* _EXERCISE_
Set every record down verbatim and omit the pictures.

* _MATERIAL PROVIDED_

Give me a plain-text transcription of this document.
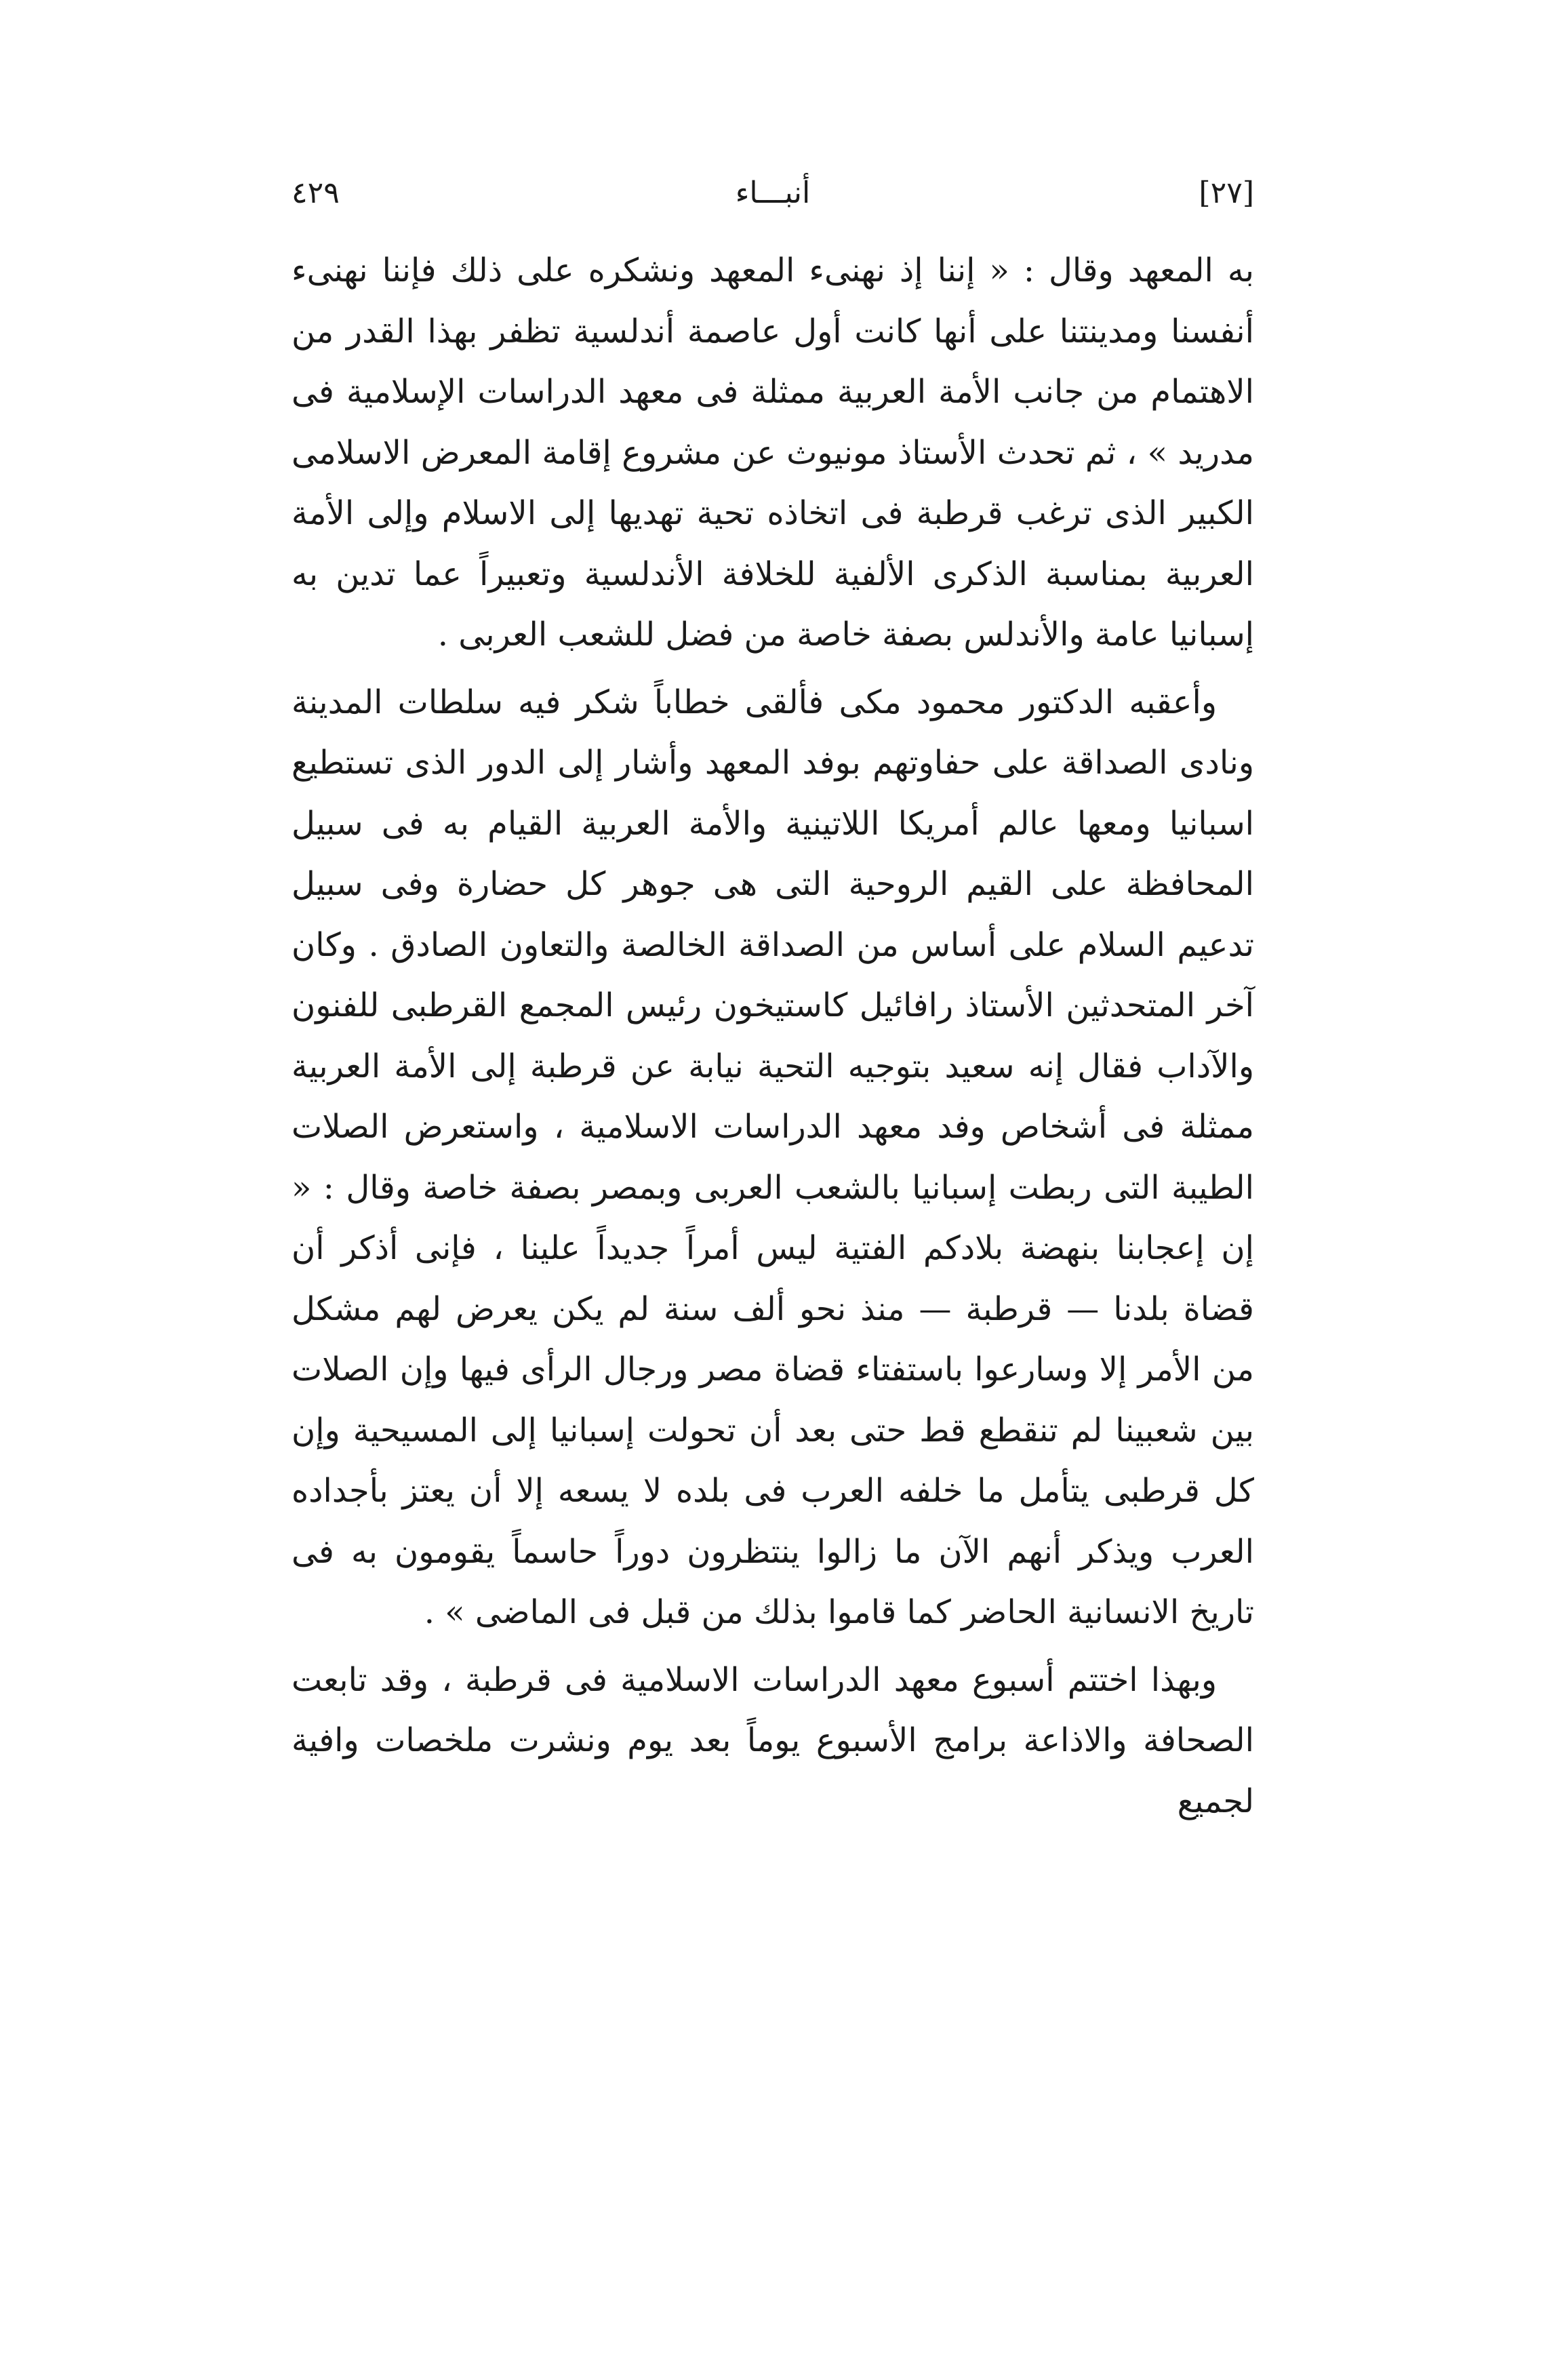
٤٢٩	أنبـــاء	[٢٧]

به المعهد وقال : « إننا إذ نهنىء المعهد ونشكره على ذلك فإننا نهنىء أنفسنا ومدينتنا على أنها كانت أول عاصمة أندلسية تظفر بهذا القدر من الاهتمام من جانب الأمة العربية ممثلة فى معهد الدراسات الإسلامية فى مدريد » ، ثم تحدث الأستاذ مونيوث عن مشروع إقامة المعرض الاسلامى الكبير الذى ترغب قرطبة فى اتخاذه تحية تهديها إلى الاسلام وإلى الأمة العربية بمناسبة الذكرى الألفية للخلافة الأندلسية وتعبيراً عما تدين به إسبانيا عامة والأندلس بصفة خاصة من فضل للشعب العربى .

وأعقبه الدكتور محمود مكى فألقى خطاباً شكر فيه سلطات المدينة ونادى الصداقة على حفاوتهم بوفد المعهد وأشار إلى الدور الذى تستطيع اسبانيا ومعها عالم أمريكا اللاتينية والأمة العربية القيام به فى سبيل المحافظة على القيم الروحية التى هى جوهر كل حضارة وفى سبيل تدعيم السلام على أساس من الصداقة الخالصة والتعاون الصادق . وكان آخر المتحدثين الأستاذ رافائيل كاستيخون رئيس المجمع القرطبى للفنون والآداب فقال إنه سعيد بتوجيه التحية نيابة عن قرطبة إلى الأمة العربية ممثلة فى أشخاص وفد معهد الدراسات الاسلامية ، واستعرض الصلات الطيبة التى ربطت إسبانيا بالشعب العربى وبمصر بصفة خاصة وقال : « إن إعجابنا بنهضة بلادكم الفتية ليس أمراً جديداً علينا ، فإنى أذكر أن قضاة بلدنا — قرطبة — منذ نحو ألف سنة لم يكن يعرض لهم مشكل من الأمر إلا وسارعوا باستفتاء قضاة مصر ورجال الرأى فيها وإن الصلات بين شعبينا لم تنقطع قط حتى بعد أن تحولت إسبانيا إلى المسيحية وإن كل قرطبى يتأمل ما خلفه العرب فى بلده لا يسعه إلا أن يعتز بأجداده العرب ويذكر أنهم الآن ما زالوا ينتظرون دوراً حاسماً يقومون به فى تاريخ الانسانية الحاضر كما قاموا بذلك من قبل فى الماضى » .

وبهذا اختتم أسبوع معهد الدراسات الاسلامية فى قرطبة ، وقد تابعت الصحافة والاذاعة برامج الأسبوع يوماً بعد يوم ونشرت ملخصات وافية لجميع
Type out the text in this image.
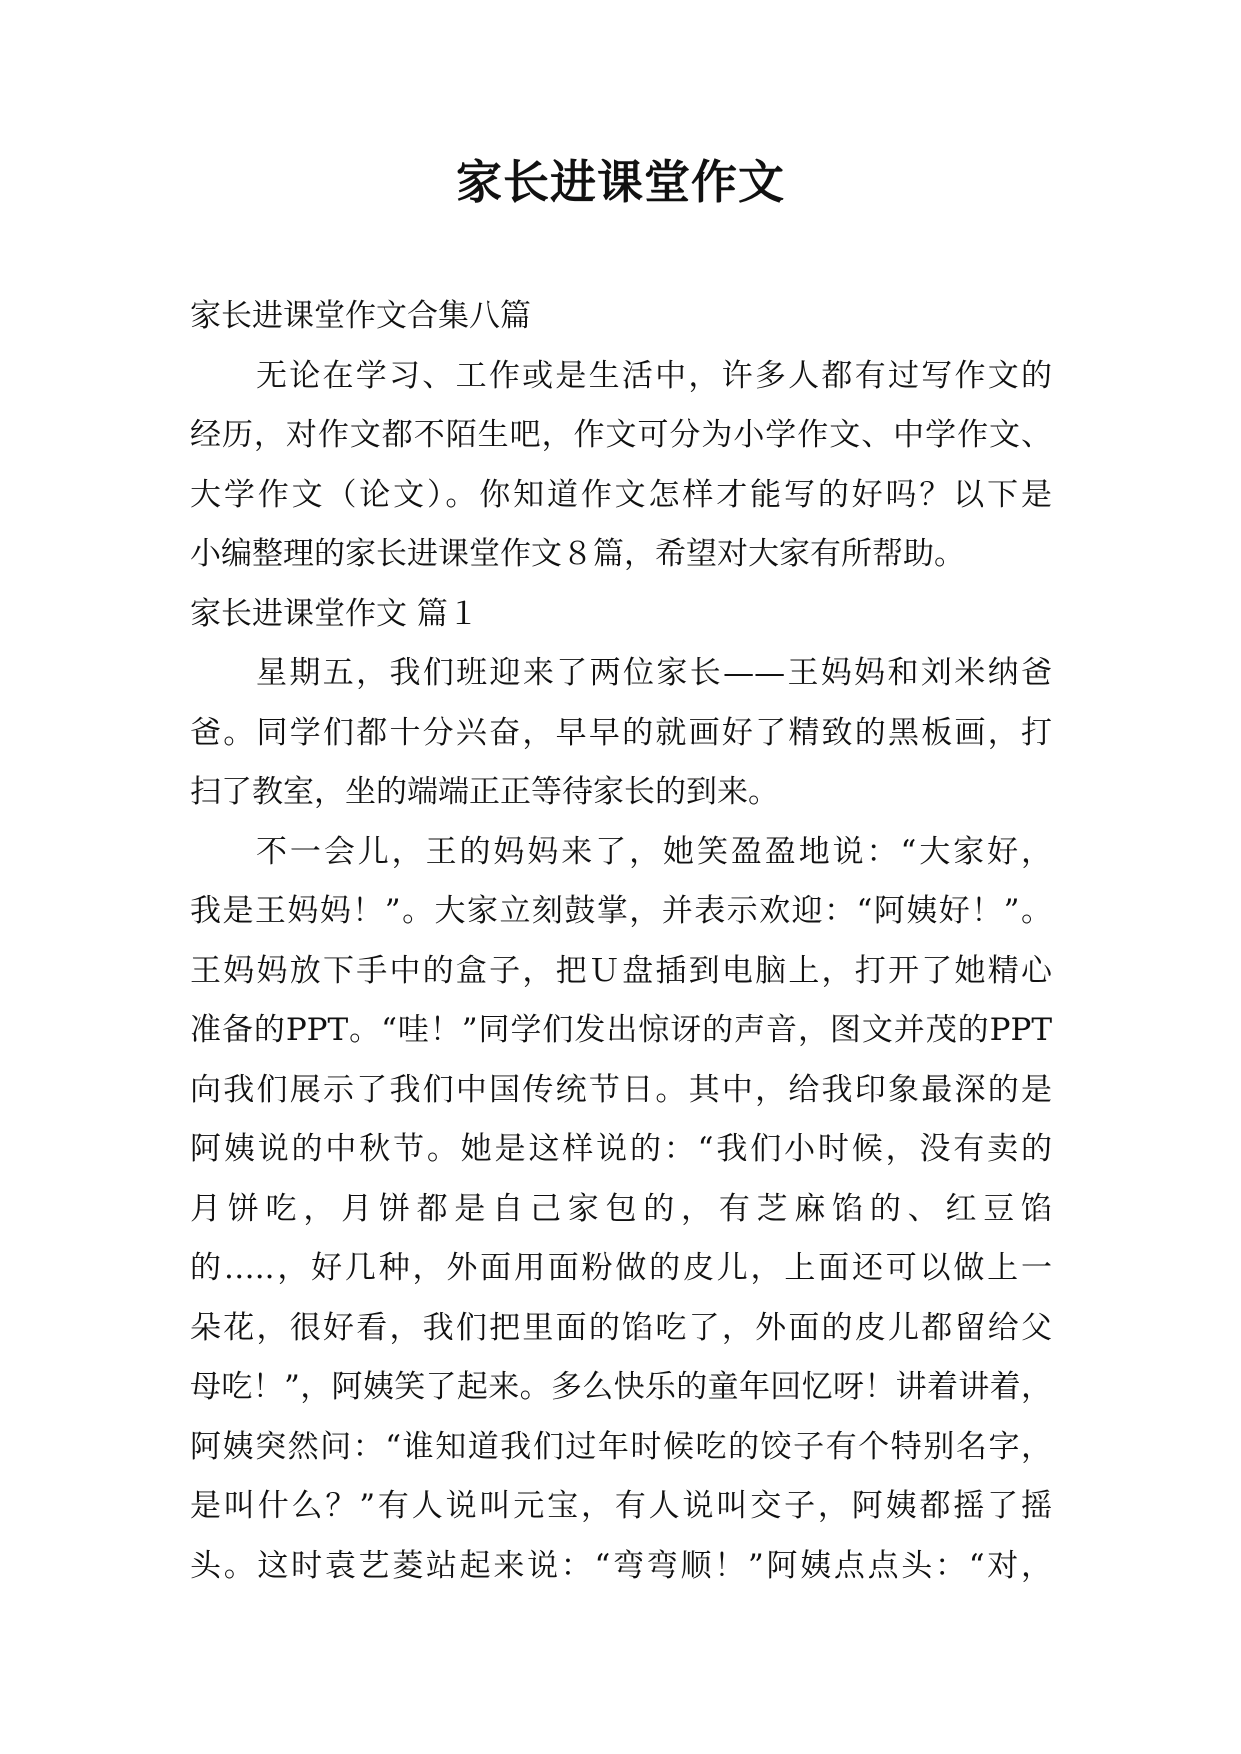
家长进课堂作文
家长进课堂作文合集八篇
无论在学习、工作或是生活中，许多人都有过写作文的
经历，对作文都不陌生吧，作文可分为小学作文、中学作文、
大学作文（论文）。你知道作文怎样才能写的好吗？以下是
小编整理的家长进课堂作文８篇，希望对大家有所帮助。
家长进课堂作文 篇１
星期五，我们班迎来了两位家长——王妈妈和刘米纳爸
爸。同学们都十分兴奋，早早的就画好了精致的黑板画，打
扫了教室，坐的端端正正等待家长的到来。
不一会儿，王的妈妈来了，她笑盈盈地说：“大家好，
我是王妈妈！”。大家立刻鼓掌，并表示欢迎：“阿姨好！”。
王妈妈放下手中的盒子，把Ｕ盘插到电脑上，打开了她精心
准备的PPT。“哇！”同学们发出惊讶的声音，图文并茂的PPT
向我们展示了我们中国传统节日。其中，给我印象最深的是
阿姨说的中秋节。她是这样说的：“我们小时候，没有卖的
月饼吃，月饼都是自己家包的，有芝麻馅的、红豆馅
的…..，好几种，外面用面粉做的皮儿，上面还可以做上一
朵花，很好看，我们把里面的馅吃了，外面的皮儿都留给父
母吃！”，阿姨笑了起来。多么快乐的童年回忆呀！讲着讲着，
阿姨突然问：“谁知道我们过年时候吃的饺子有个特别名字，
是叫什么？”有人说叫元宝，有人说叫交子，阿姨都摇了摇
头。这时袁艺菱站起来说：“弯弯顺！”阿姨点点头：“对，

* _ANSWER IN FULL_
Give me a plain-text transcription of this document.
٤٢٩	أنبـــاء	[٢٧]

به المعهد وقال : « إننا إذ نهنىء المعهد ونشكره على ذلك فإننا نهنىء أنفسنا ومدينتنا على أنها كانت أول عاصمة أندلسية تظفر بهذا القدر من الاهتمام من جانب الأمة العربية ممثلة فى معهد الدراسات الإسلامية فى مدريد » ، ثم تحدث الأستاذ مونيوث عن مشروع إقامة المعرض الاسلامى الكبير الذى ترغب قرطبة فى اتخاذه تحية تهديها إلى الاسلام وإلى الأمة العربية بمناسبة الذكرى الألفية للخلافة الأندلسية وتعبيراً عما تدين به إسبانيا عامة والأندلس بصفة خاصة من فضل للشعب العربى .

وأعقبه الدكتور محمود مكى فألقى خطاباً شكر فيه سلطات المدينة ونادى الصداقة على حفاوتهم بوفد المعهد وأشار إلى الدور الذى تستطيع اسبانيا ومعها عالم أمريكا اللاتينية والأمة العربية القيام به فى سبيل المحافظة على القيم الروحية التى هى جوهر كل حضارة وفى سبيل تدعيم السلام على أساس من الصداقة الخالصة والتعاون الصادق . وكان آخر المتحدثين الأستاذ رافائيل كاستيخون رئيس المجمع القرطبى للفنون والآداب فقال إنه سعيد بتوجيه التحية نيابة عن قرطبة إلى الأمة العربية ممثلة فى أشخاص وفد معهد الدراسات الاسلامية ، واستعرض الصلات الطيبة التى ربطت إسبانيا بالشعب العربى وبمصر بصفة خاصة وقال : « إن إعجابنا بنهضة بلادكم الفتية ليس أمراً جديداً علينا ، فإنى أذكر أن قضاة بلدنا — قرطبة — منذ نحو ألف سنة لم يكن يعرض لهم مشكل من الأمر إلا وسارعوا باستفتاء قضاة مصر ورجال الرأى فيها وإن الصلات بين شعبينا لم تنقطع قط حتى بعد أن تحولت إسبانيا إلى المسيحية وإن كل قرطبى يتأمل ما خلفه العرب فى بلده لا يسعه إلا أن يعتز بأجداده العرب ويذكر أنهم الآن ما زالوا ينتظرون دوراً حاسماً يقومون به فى تاريخ الانسانية الحاضر كما قاموا بذلك من قبل فى الماضى » .

وبهذا اختتم أسبوع معهد الدراسات الاسلامية فى قرطبة ، وقد تابعت الصحافة والاذاعة برامج الأسبوع يوماً بعد يوم ونشرت ملخصات وافية لجميع
Type out the text in this image.
家长进课堂作文
家长进课堂作文合集八篇
无论在学习、工作或是生活中，许多人都有过写作文的
经历，对作文都不陌生吧，作文可分为小学作文、中学作文、
大学作文（论文）。你知道作文怎样才能写的好吗？以下是
小编整理的家长进课堂作文８篇，希望对大家有所帮助。
家长进课堂作文 篇１
星期五，我们班迎来了两位家长——王妈妈和刘米纳爸
爸。同学们都十分兴奋，早早的就画好了精致的黑板画，打
扫了教室，坐的端端正正等待家长的到来。
不一会儿，王的妈妈来了，她笑盈盈地说：“大家好，
我是王妈妈！”。大家立刻鼓掌，并表示欢迎：“阿姨好！”。
王妈妈放下手中的盒子，把Ｕ盘插到电脑上，打开了她精心
准备的PPT。“哇！”同学们发出惊讶的声音，图文并茂的PPT
向我们展示了我们中国传统节日。其中，给我印象最深的是
阿姨说的中秋节。她是这样说的：“我们小时候，没有卖的
月饼吃，月饼都是自己家包的，有芝麻馅的、红豆馅
的…..，好几种，外面用面粉做的皮儿，上面还可以做上一
朵花，很好看，我们把里面的馅吃了，外面的皮儿都留给父
母吃！”，阿姨笑了起来。多么快乐的童年回忆呀！讲着讲着，
阿姨突然问：“谁知道我们过年时候吃的饺子有个特别名字，
是叫什么？”有人说叫元宝，有人说叫交子，阿姨都摇了摇
头。这时袁艺菱站起来说：“弯弯顺！”阿姨点点头：“对，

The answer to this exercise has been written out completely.